All of the data below should be written out exactly.
---- AVAILABLE DATA
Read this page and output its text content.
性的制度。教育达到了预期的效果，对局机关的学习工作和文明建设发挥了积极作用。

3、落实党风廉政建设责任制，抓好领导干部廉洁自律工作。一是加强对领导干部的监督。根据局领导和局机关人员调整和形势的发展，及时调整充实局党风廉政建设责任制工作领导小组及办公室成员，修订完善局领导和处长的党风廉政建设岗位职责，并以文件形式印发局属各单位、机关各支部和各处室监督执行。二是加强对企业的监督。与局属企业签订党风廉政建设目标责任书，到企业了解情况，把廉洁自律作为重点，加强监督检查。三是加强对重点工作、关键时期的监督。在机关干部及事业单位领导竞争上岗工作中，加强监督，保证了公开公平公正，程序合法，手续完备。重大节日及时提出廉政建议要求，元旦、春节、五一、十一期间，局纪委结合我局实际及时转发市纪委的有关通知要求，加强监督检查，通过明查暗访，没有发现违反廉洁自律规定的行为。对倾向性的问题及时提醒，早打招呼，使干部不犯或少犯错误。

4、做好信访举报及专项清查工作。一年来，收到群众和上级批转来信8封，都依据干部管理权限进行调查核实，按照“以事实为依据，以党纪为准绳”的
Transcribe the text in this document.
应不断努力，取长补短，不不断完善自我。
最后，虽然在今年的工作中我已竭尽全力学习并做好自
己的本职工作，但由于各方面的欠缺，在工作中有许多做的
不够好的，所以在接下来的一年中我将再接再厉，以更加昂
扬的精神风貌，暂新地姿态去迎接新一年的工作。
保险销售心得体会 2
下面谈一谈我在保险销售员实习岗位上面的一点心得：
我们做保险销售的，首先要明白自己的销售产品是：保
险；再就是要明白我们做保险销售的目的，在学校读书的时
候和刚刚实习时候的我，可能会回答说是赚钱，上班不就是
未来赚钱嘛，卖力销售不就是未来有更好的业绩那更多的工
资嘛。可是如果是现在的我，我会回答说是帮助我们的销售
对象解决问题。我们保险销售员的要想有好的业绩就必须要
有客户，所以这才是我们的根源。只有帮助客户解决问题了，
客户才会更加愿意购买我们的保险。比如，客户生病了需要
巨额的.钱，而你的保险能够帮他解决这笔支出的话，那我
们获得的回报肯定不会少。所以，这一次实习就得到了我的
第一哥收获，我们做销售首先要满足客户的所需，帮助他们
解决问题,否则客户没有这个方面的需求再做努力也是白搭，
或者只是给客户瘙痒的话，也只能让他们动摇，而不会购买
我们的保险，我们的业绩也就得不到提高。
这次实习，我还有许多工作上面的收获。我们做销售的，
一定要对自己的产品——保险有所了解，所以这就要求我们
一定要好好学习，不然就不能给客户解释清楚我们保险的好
--------
# FINAL RESULT:
Read this page and output its text content.
性的制度。教育达到了预期的效果，对局机关的学习工作和文明建设发挥了积极作用。

3、落实党风廉政建设责任制，抓好领导干部廉洁自律工作。一是加强对领导干部的监督。根据局领导和局机关人员调整和形势的发展，及时调整充实局党风廉政建设责任制工作领导小组及办公室成员，修订完善局领导和处长的党风廉政建设岗位职责，并以文件形式印发局属各单位、机关各支部和各处室监督执行。二是加强对企业的监督。与局属企业签订党风廉政建设目标责任书，到企业了解情况，把廉洁自律作为重点，加强监督检查。三是加强对重点工作、关键时期的监督。在机关干部及事业单位领导竞争上岗工作中，加强监督，保证了公开公平公正，程序合法，手续完备。重大节日及时提出廉政建议要求，元旦、春节、五一、十一期间，局纪委结合我局实际及时转发市纪委的有关通知要求，加强监督检查，通过明查暗访，没有发现违反廉洁自律规定的行为。对倾向性的问题及时提醒，早打招呼，使干部不犯或少犯错误。

4、做好信访举报及专项清查工作。一年来，收到群众和上级批转来信8封，都依据干部管理权限进行调查核实，按照“以事实为依据，以党纪为准绳”的
Transcribe the text in this document.
应不断努力，取长补短，不不断完善自我。
最后，虽然在今年的工作中我已竭尽全力学习并做好自
己的本职工作，但由于各方面的欠缺，在工作中有许多做的
不够好的，所以在接下来的一年中我将再接再厉，以更加昂
扬的精神风貌，暂新地姿态去迎接新一年的工作。
保险销售心得体会 2
下面谈一谈我在保险销售员实习岗位上面的一点心得：
我们做保险销售的，首先要明白自己的销售产品是：保
险；再就是要明白我们做保险销售的目的，在学校读书的时
候和刚刚实习时候的我，可能会回答说是赚钱，上班不就是
未来赚钱嘛，卖力销售不就是未来有更好的业绩那更多的工
资嘛。可是如果是现在的我，我会回答说是帮助我们的销售
对象解决问题。我们保险销售员的要想有好的业绩就必须要
有客户，所以这才是我们的根源。只有帮助客户解决问题了，
客户才会更加愿意购买我们的保险。比如，客户生病了需要
巨额的.钱，而你的保险能够帮他解决这笔支出的话，那我
们获得的回报肯定不会少。所以，这一次实习就得到了我的
第一哥收获，我们做销售首先要满足客户的所需，帮助他们
解决问题,否则客户没有这个方面的需求再做努力也是白搭，
或者只是给客户瘙痒的话，也只能让他们动摇，而不会购买
我们的保险，我们的业绩也就得不到提高。
这次实习，我还有许多工作上面的收获。我们做销售的，
一定要对自己的产品——保险有所了解，所以这就要求我们
一定要好好学习，不然就不能给客户解释清楚我们保险的好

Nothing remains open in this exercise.